# What the task asks
Can you extract every line of the items below word for word, leaving out the pictures?

☆ ☆ ☆

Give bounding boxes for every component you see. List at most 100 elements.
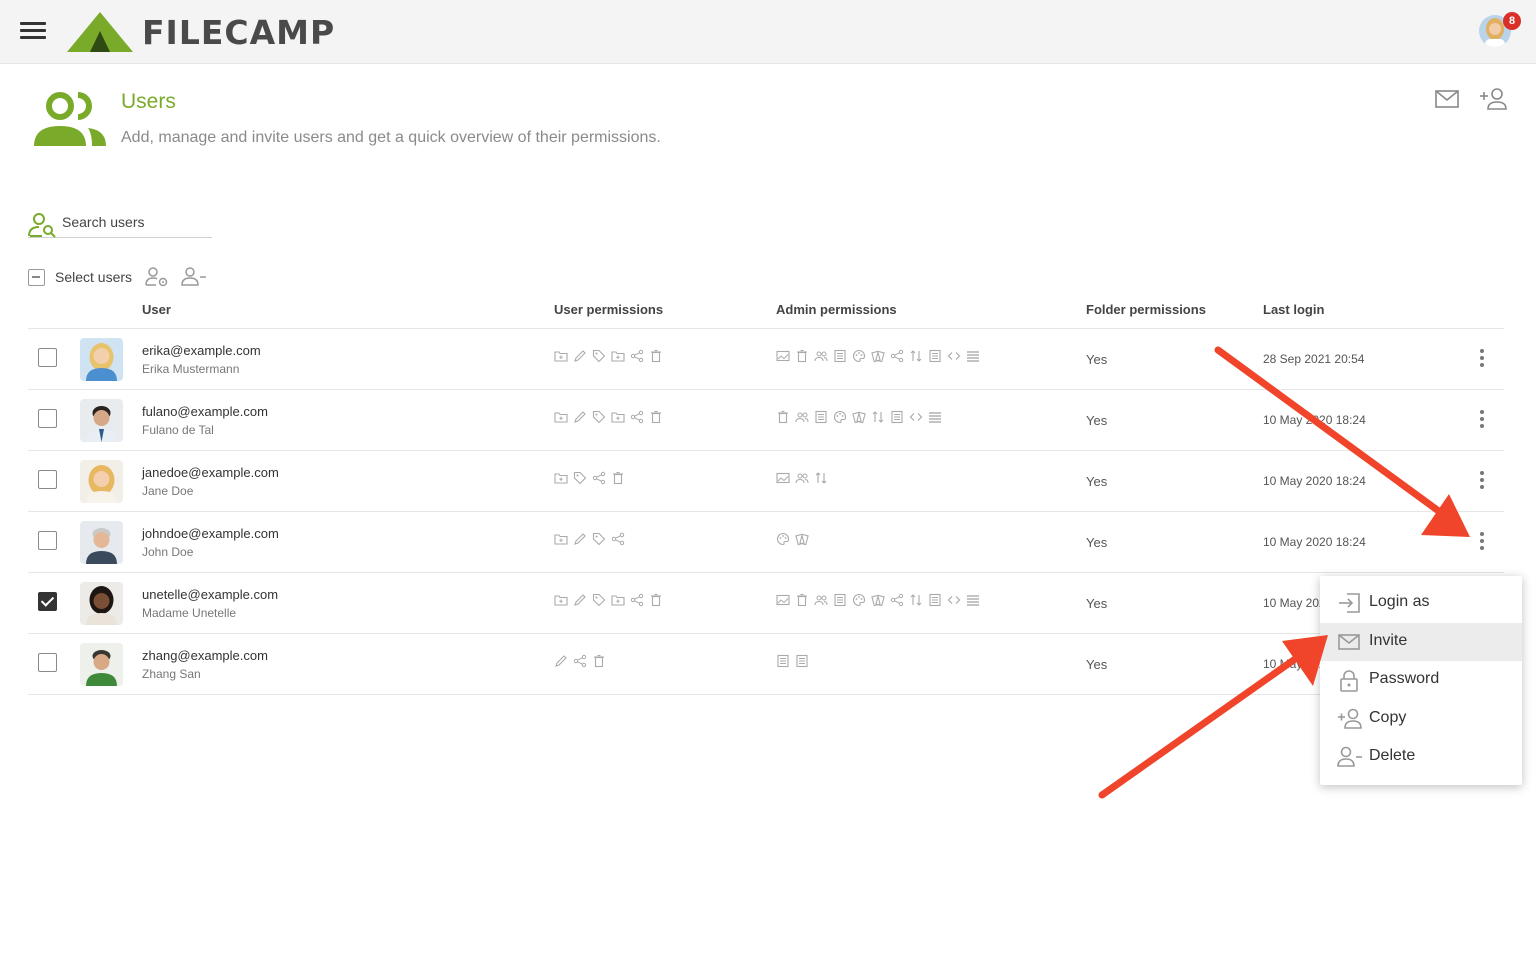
row-checkbox[interactable] xyxy=(38,348,57,367)
transfer-icon xyxy=(871,410,885,424)
last-login-value: 10 May 2020 18:24 xyxy=(1263,535,1366,549)
avatar xyxy=(80,582,123,625)
user-permissions xyxy=(554,471,625,485)
row-checkbox[interactable] xyxy=(38,592,57,611)
menu-item-copy[interactable]: Copy xyxy=(1320,700,1522,738)
document-icon xyxy=(814,410,828,424)
menu-item-login-as[interactable]: Login as xyxy=(1320,584,1522,622)
search-user-icon xyxy=(28,213,56,238)
share-icon xyxy=(630,410,644,424)
user-settings-icon[interactable] xyxy=(144,266,170,288)
folder-add-icon xyxy=(554,349,568,363)
user-email[interactable]: janedoe@example.com xyxy=(142,465,279,480)
last-login-value: 28 Sep 2021 20:54 xyxy=(1263,352,1365,366)
user-permissions xyxy=(554,410,663,424)
edit-icon xyxy=(554,654,568,668)
share-icon xyxy=(890,593,904,607)
folder-add-icon xyxy=(554,410,568,424)
row-menu-button[interactable] xyxy=(1474,530,1490,552)
login-icon xyxy=(1339,593,1360,613)
col-header-folder-permissions: Folder permissions xyxy=(1086,302,1206,317)
tag-icon xyxy=(592,410,606,424)
user-email[interactable]: johndoe@example.com xyxy=(142,526,279,541)
folder-add-icon xyxy=(554,593,568,607)
list-icon xyxy=(928,410,942,424)
row-menu-button[interactable] xyxy=(1474,347,1490,369)
trash-icon xyxy=(649,410,663,424)
invite-mail-icon[interactable] xyxy=(1434,88,1460,110)
col-header-user[interactable]: User xyxy=(142,302,171,317)
table-row[interactable]: erika@example.com Erika Mustermann Yes 2… xyxy=(28,329,1504,390)
users-icon xyxy=(34,92,106,146)
admin-permissions xyxy=(776,593,980,607)
admin-permissions xyxy=(776,471,828,485)
tag-icon xyxy=(592,532,606,546)
avatar xyxy=(80,460,123,503)
row-menu-button[interactable] xyxy=(1474,408,1490,430)
folder-permissions-value: Yes xyxy=(1086,657,1108,672)
user-email[interactable]: fulano@example.com xyxy=(142,404,268,419)
admin-permissions xyxy=(776,349,980,363)
list-icon xyxy=(966,349,980,363)
cards-icon xyxy=(852,410,866,424)
menu-item-label: Password xyxy=(1369,670,1440,687)
filecamp-logo[interactable]: FILECAMP xyxy=(66,10,335,54)
menu-item-label: Login as xyxy=(1369,593,1430,610)
trash-icon xyxy=(795,593,809,607)
code-icon xyxy=(947,593,961,607)
image-icon xyxy=(776,593,790,607)
table-row[interactable]: unetelle@example.com Madame Unetelle Yes… xyxy=(28,573,1504,634)
row-checkbox[interactable] xyxy=(38,531,57,550)
select-all-checkbox[interactable] xyxy=(28,268,45,286)
share-icon xyxy=(890,349,904,363)
code-icon xyxy=(947,349,961,363)
trash-icon xyxy=(776,410,790,424)
user-email[interactable]: erika@example.com xyxy=(142,343,261,358)
col-header-last-login[interactable]: Last login xyxy=(1263,302,1324,317)
share-icon xyxy=(573,654,587,668)
remove-user-icon xyxy=(1337,746,1362,767)
user-email[interactable]: zhang@example.com xyxy=(142,648,268,663)
add-user-icon[interactable] xyxy=(1478,86,1508,112)
trash-icon xyxy=(649,593,663,607)
table-row[interactable]: johndoe@example.com John Doe Yes 10 May … xyxy=(28,512,1504,573)
table-row[interactable]: fulano@example.com Fulano de Tal Yes 10 … xyxy=(28,390,1504,451)
cards-icon xyxy=(871,349,885,363)
menu-item-password[interactable]: Password xyxy=(1320,661,1522,699)
folder-add-icon xyxy=(554,532,568,546)
admin-permissions xyxy=(776,654,809,668)
transfer-icon xyxy=(909,349,923,363)
table-row[interactable]: janedoe@example.com Jane Doe Yes 10 May … xyxy=(28,451,1504,512)
row-menu-button[interactable] xyxy=(1474,469,1490,491)
row-checkbox[interactable] xyxy=(38,653,57,672)
menu-item-delete[interactable]: Delete xyxy=(1320,738,1522,776)
trash-icon xyxy=(611,471,625,485)
user-name: Madame Unetelle xyxy=(142,606,237,620)
row-checkbox[interactable] xyxy=(38,409,57,428)
row-checkbox[interactable] xyxy=(38,470,57,489)
users-icon xyxy=(814,349,828,363)
user-permissions xyxy=(554,593,663,607)
notification-badge[interactable]: 8 xyxy=(1503,12,1521,30)
remove-user-icon[interactable] xyxy=(180,266,208,288)
folder-permissions-value: Yes xyxy=(1086,474,1108,489)
document-icon xyxy=(890,410,904,424)
folder-add-icon xyxy=(554,471,568,485)
last-login-value: 10 May 2020 18:24 xyxy=(1263,413,1366,427)
palette-icon xyxy=(776,532,790,546)
menu-icon[interactable] xyxy=(20,22,46,42)
admin-permissions xyxy=(776,532,809,546)
document-icon xyxy=(833,593,847,607)
user-email[interactable]: unetelle@example.com xyxy=(142,587,278,602)
tag-icon xyxy=(592,349,606,363)
share-icon xyxy=(630,593,644,607)
menu-item-invite[interactable]: Invite xyxy=(1320,623,1522,661)
avatar xyxy=(80,399,123,442)
table-row[interactable]: zhang@example.com Zhang San Yes 10 May 2… xyxy=(28,634,1504,695)
lock-icon xyxy=(1340,670,1358,692)
avatar xyxy=(80,338,123,381)
palette-icon xyxy=(833,410,847,424)
search-input[interactable] xyxy=(62,214,210,230)
tag-icon xyxy=(573,471,587,485)
image-icon xyxy=(776,349,790,363)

☆ ☆ ☆

# Exercise output
Give bounding boxes for every component you see. List at most 100 elements.
row-checkbox[interactable] xyxy=(38,348,57,367)
transfer-icon xyxy=(871,410,885,424)
last-login-value: 10 May 2020 18:24 xyxy=(1263,535,1366,549)
avatar xyxy=(80,582,123,625)
user-permissions xyxy=(554,471,625,485)
row-checkbox[interactable] xyxy=(38,592,57,611)
menu-item-copy[interactable]: Copy xyxy=(1320,700,1522,738)
document-icon xyxy=(814,410,828,424)
menu-item-login-as[interactable]: Login as xyxy=(1320,584,1522,622)
search-user-icon xyxy=(28,213,56,238)
share-icon xyxy=(630,410,644,424)
user-settings-icon[interactable] xyxy=(144,266,170,288)
folder-add-icon xyxy=(554,349,568,363)
user-email[interactable]: janedoe@example.com xyxy=(142,465,279,480)
last-login-value: 28 Sep 2021 20:54 xyxy=(1263,352,1365,366)
user-permissions xyxy=(554,410,663,424)
edit-icon xyxy=(554,654,568,668)
share-icon xyxy=(890,593,904,607)
folder-add-icon xyxy=(554,410,568,424)
row-menu-button[interactable] xyxy=(1474,530,1490,552)
login-icon xyxy=(1339,593,1360,613)
col-header-folder-permissions: Folder permissions xyxy=(1086,302,1206,317)
tag-icon xyxy=(592,410,606,424)
user-email[interactable]: johndoe@example.com xyxy=(142,526,279,541)
folder-add-icon xyxy=(554,593,568,607)
list-icon xyxy=(928,410,942,424)
row-menu-button[interactable] xyxy=(1474,347,1490,369)
trash-icon xyxy=(649,410,663,424)
invite-mail-icon[interactable] xyxy=(1434,88,1460,110)
col-header-user[interactable]: User xyxy=(142,302,171,317)
table-row[interactable]: erika@example.com Erika Mustermann Yes 2… xyxy=(28,329,1504,390)
users-icon xyxy=(34,92,106,146)
admin-permissions xyxy=(776,593,980,607)
admin-permissions xyxy=(776,471,828,485)
tag-icon xyxy=(592,532,606,546)
avatar xyxy=(80,460,123,503)
row-menu-button[interactable] xyxy=(1474,408,1490,430)
folder-permissions-value: Yes xyxy=(1086,657,1108,672)
user-email[interactable]: fulano@example.com xyxy=(142,404,268,419)
admin-permissions xyxy=(776,349,980,363)
list-icon xyxy=(966,349,980,363)
cards-icon xyxy=(852,410,866,424)
menu-item-label: Password xyxy=(1369,670,1440,687)
filecamp-logo[interactable]: FILECAMP xyxy=(66,10,335,54)
menu-item-label: Login as xyxy=(1369,593,1430,610)
trash-icon xyxy=(795,593,809,607)
code-icon xyxy=(947,593,961,607)
image-icon xyxy=(776,593,790,607)
table-row[interactable]: unetelle@example.com Madame Unetelle Yes… xyxy=(28,573,1504,634)
row-checkbox[interactable] xyxy=(38,531,57,550)
select-all-checkbox[interactable] xyxy=(28,268,45,286)
share-icon xyxy=(890,349,904,363)
code-icon xyxy=(947,349,961,363)
trash-icon xyxy=(776,410,790,424)
user-email[interactable]: erika@example.com xyxy=(142,343,261,358)
col-header-last-login[interactable]: Last login xyxy=(1263,302,1324,317)
share-icon xyxy=(573,654,587,668)
remove-user-icon xyxy=(1337,746,1362,767)
user-email[interactable]: zhang@example.com xyxy=(142,648,268,663)
add-user-icon[interactable] xyxy=(1478,86,1508,112)
trash-icon xyxy=(649,593,663,607)
table-row[interactable]: johndoe@example.com John Doe Yes 10 May … xyxy=(28,512,1504,573)
table-row[interactable]: fulano@example.com Fulano de Tal Yes 10 … xyxy=(28,390,1504,451)
cards-icon xyxy=(871,349,885,363)
menu-item-password[interactable]: Password xyxy=(1320,661,1522,699)
folder-add-icon xyxy=(554,532,568,546)
admin-permissions xyxy=(776,654,809,668)
transfer-icon xyxy=(909,349,923,363)
table-row[interactable]: janedoe@example.com Jane Doe Yes 10 May … xyxy=(28,451,1504,512)
row-menu-button[interactable] xyxy=(1474,469,1490,491)
row-checkbox[interactable] xyxy=(38,653,57,672)
menu-item-delete[interactable]: Delete xyxy=(1320,738,1522,776)
trash-icon xyxy=(611,471,625,485)
user-name: Madame Unetelle xyxy=(142,606,237,620)
row-checkbox[interactable] xyxy=(38,409,57,428)
row-checkbox[interactable] xyxy=(38,470,57,489)
users-icon xyxy=(814,349,828,363)
user-permissions xyxy=(554,593,663,607)
notification-badge[interactable]: 8 xyxy=(1503,12,1521,30)
remove-user-icon[interactable] xyxy=(180,266,208,288)
folder-permissions-value: Yes xyxy=(1086,474,1108,489)
document-icon xyxy=(890,410,904,424)
folder-add-icon xyxy=(554,471,568,485)
last-login-value: 10 May 2020 18:24 xyxy=(1263,413,1366,427)
palette-icon xyxy=(776,532,790,546)
menu-icon[interactable] xyxy=(20,22,46,42)
admin-permissions xyxy=(776,532,809,546)
document-icon xyxy=(833,593,847,607)
user-email[interactable]: unetelle@example.com xyxy=(142,587,278,602)
tag-icon xyxy=(592,349,606,363)
share-icon xyxy=(630,593,644,607)
menu-item-invite[interactable]: Invite xyxy=(1320,623,1522,661)
avatar xyxy=(80,399,123,442)
table-row[interactable]: zhang@example.com Zhang San Yes 10 May 2… xyxy=(28,634,1504,695)
lock-icon xyxy=(1340,670,1358,692)
avatar xyxy=(80,338,123,381)
palette-icon xyxy=(833,410,847,424)
search-input[interactable] xyxy=(62,214,210,230)
tag-icon xyxy=(573,471,587,485)
image-icon xyxy=(776,349,790,363)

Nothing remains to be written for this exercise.